→ WRITTEN PROBLEM: Output the full material exactly as it appears here.

→ INFORMATION SUPPLIED:
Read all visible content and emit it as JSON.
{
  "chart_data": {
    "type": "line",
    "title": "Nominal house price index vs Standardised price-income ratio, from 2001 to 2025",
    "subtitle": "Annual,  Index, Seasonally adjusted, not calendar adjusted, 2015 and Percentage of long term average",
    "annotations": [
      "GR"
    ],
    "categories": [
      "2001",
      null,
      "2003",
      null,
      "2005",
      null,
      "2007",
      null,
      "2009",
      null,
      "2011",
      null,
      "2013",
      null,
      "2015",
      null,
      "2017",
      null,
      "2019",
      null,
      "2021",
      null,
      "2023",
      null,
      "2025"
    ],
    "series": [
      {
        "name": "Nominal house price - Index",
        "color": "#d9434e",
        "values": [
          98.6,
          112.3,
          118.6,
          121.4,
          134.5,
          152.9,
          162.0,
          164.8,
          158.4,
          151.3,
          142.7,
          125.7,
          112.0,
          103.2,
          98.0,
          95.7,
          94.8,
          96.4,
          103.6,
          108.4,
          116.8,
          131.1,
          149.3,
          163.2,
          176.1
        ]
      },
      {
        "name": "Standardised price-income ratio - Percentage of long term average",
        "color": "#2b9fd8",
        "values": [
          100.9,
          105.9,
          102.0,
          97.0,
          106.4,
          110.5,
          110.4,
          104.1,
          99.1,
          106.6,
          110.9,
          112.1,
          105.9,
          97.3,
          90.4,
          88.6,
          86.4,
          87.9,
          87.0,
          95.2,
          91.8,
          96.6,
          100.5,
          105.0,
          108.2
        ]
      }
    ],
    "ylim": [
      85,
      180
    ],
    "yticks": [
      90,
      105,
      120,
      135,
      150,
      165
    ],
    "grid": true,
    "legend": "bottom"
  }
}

→ EXPECTED OUTPUT:
Read all visible content and emit it as JSON.
{
  "chart_data": {
    "type": "line",
    "title": "Nominal house price index vs Standardised price-income ratio, from 2001 to 2025",
    "subtitle": "Annual,  Index, Seasonally adjusted, not calendar adjusted, 2015 and Percentage of long term average",
    "annotations": [
      "GR"
    ],
    "categories": [
      "2001",
      null,
      "2003",
      null,
      "2005",
      null,
      "2007",
      null,
      "2009",
      null,
      "2011",
      null,
      "2013",
      null,
      "2015",
      null,
      "2017",
      null,
      "2019",
      null,
      "2021",
      null,
      "2023",
      null,
      "2025"
    ],
    "series": [
      {
        "name": "Nominal house price - Index",
        "color": "#d9434e",
        "values": [
          98.6,
          112.3,
          118.6,
          121.4,
          134.5,
          152.9,
          162.0,
          164.8,
          158.4,
          151.3,
          142.7,
          125.7,
          112.0,
          103.2,
          98.0,
          95.7,
          94.8,
          96.4,
          103.6,
          108.4,
          116.8,
          131.1,
          149.3,
          163.2,
          176.1
        ]
      },
      {
        "name": "Standardised price-income ratio - Percentage of long term average",
        "color": "#2b9fd8",
        "values": [
          100.9,
          105.9,
          102.0,
          97.0,
          106.4,
          110.5,
          110.4,
          104.1,
          99.1,
          106.6,
          110.9,
          112.1,
          105.9,
          97.3,
          90.4,
          88.6,
          86.4,
          87.9,
          87.0,
          95.2,
          91.8,
          96.6,
          100.5,
          105.0,
          108.2
        ]
      }
    ],
    "ylim": [
      85,
      180
    ],
    "yticks": [
      90,
      105,
      120,
      135,
      150,
      165
    ],
    "grid": true,
    "legend": "bottom"
  }
}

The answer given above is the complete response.